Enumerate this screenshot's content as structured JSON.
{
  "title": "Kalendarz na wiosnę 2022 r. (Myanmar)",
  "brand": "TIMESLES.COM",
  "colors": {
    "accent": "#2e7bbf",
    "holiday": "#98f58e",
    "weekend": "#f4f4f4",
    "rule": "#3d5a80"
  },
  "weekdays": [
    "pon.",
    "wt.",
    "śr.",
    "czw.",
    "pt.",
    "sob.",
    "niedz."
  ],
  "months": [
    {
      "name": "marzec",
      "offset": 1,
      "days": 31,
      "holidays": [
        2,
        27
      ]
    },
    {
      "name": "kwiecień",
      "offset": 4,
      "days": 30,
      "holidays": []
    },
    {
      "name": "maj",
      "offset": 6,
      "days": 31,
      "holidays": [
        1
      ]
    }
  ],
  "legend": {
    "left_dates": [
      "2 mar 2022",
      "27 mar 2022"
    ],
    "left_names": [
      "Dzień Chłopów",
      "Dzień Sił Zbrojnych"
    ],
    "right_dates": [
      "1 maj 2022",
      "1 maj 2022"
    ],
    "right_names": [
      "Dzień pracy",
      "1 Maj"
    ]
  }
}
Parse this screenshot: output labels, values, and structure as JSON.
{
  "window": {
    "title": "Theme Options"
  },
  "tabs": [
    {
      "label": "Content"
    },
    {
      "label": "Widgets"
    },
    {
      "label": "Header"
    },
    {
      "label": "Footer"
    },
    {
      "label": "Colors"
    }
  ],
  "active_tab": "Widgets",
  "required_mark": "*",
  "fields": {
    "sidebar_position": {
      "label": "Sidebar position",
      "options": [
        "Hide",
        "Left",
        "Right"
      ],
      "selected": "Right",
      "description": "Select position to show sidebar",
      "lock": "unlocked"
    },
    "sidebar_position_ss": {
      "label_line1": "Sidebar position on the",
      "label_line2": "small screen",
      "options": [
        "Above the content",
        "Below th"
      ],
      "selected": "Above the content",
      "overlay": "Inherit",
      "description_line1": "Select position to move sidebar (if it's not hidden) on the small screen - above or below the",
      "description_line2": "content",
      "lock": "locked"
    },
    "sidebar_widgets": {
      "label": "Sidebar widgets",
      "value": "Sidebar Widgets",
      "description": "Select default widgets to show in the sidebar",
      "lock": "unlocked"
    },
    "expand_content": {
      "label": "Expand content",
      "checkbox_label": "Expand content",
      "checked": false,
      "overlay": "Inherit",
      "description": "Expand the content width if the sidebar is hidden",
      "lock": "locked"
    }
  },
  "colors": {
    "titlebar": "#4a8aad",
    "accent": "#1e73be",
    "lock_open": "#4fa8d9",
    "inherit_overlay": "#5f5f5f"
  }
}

+ + + + +

What to do: Take the lines above and retype all of them exactly.

Result:
Enumerate this screenshot's content as structured JSON.
{
  "title": "Kalendarz na wiosnę 2022 r. (Myanmar)",
  "brand": "TIMESLES.COM",
  "colors": {
    "accent": "#2e7bbf",
    "holiday": "#98f58e",
    "weekend": "#f4f4f4",
    "rule": "#3d5a80"
  },
  "weekdays": [
    "pon.",
    "wt.",
    "śr.",
    "czw.",
    "pt.",
    "sob.",
    "niedz."
  ],
  "months": [
    {
      "name": "marzec",
      "offset": 1,
      "days": 31,
      "holidays": [
        2,
        27
      ]
    },
    {
      "name": "kwiecień",
      "offset": 4,
      "days": 30,
      "holidays": []
    },
    {
      "name": "maj",
      "offset": 6,
      "days": 31,
      "holidays": [
        1
      ]
    }
  ],
  "legend": {
    "left_dates": [
      "2 mar 2022",
      "27 mar 2022"
    ],
    "left_names": [
      "Dzień Chłopów",
      "Dzień Sił Zbrojnych"
    ],
    "right_dates": [
      "1 maj 2022",
      "1 maj 2022"
    ],
    "right_names": [
      "Dzień pracy",
      "1 Maj"
    ]
  }
}
Parse this screenshot: output labels, values, and structure as JSON.
{
  "window": {
    "title": "Theme Options"
  },
  "tabs": [
    {
      "label": "Content"
    },
    {
      "label": "Widgets"
    },
    {
      "label": "Header"
    },
    {
      "label": "Footer"
    },
    {
      "label": "Colors"
    }
  ],
  "active_tab": "Widgets",
  "required_mark": "*",
  "fields": {
    "sidebar_position": {
      "label": "Sidebar position",
      "options": [
        "Hide",
        "Left",
        "Right"
      ],
      "selected": "Right",
      "description": "Select position to show sidebar",
      "lock": "unlocked"
    },
    "sidebar_position_ss": {
      "label_line1": "Sidebar position on the",
      "label_line2": "small screen",
      "options": [
        "Above the content",
        "Below th"
      ],
      "selected": "Above the content",
      "overlay": "Inherit",
      "description_line1": "Select position to move sidebar (if it's not hidden) on the small screen - above or below the",
      "description_line2": "content",
      "lock": "locked"
    },
    "sidebar_widgets": {
      "label": "Sidebar widgets",
      "value": "Sidebar Widgets",
      "description": "Select default widgets to show in the sidebar",
      "lock": "unlocked"
    },
    "expand_content": {
      "label": "Expand content",
      "checkbox_label": "Expand content",
      "checked": false,
      "overlay": "Inherit",
      "description": "Expand the content width if the sidebar is hidden",
      "lock": "locked"
    }
  },
  "colors": {
    "titlebar": "#4a8aad",
    "accent": "#1e73be",
    "lock_open": "#4fa8d9",
    "inherit_overlay": "#5f5f5f"
  }
}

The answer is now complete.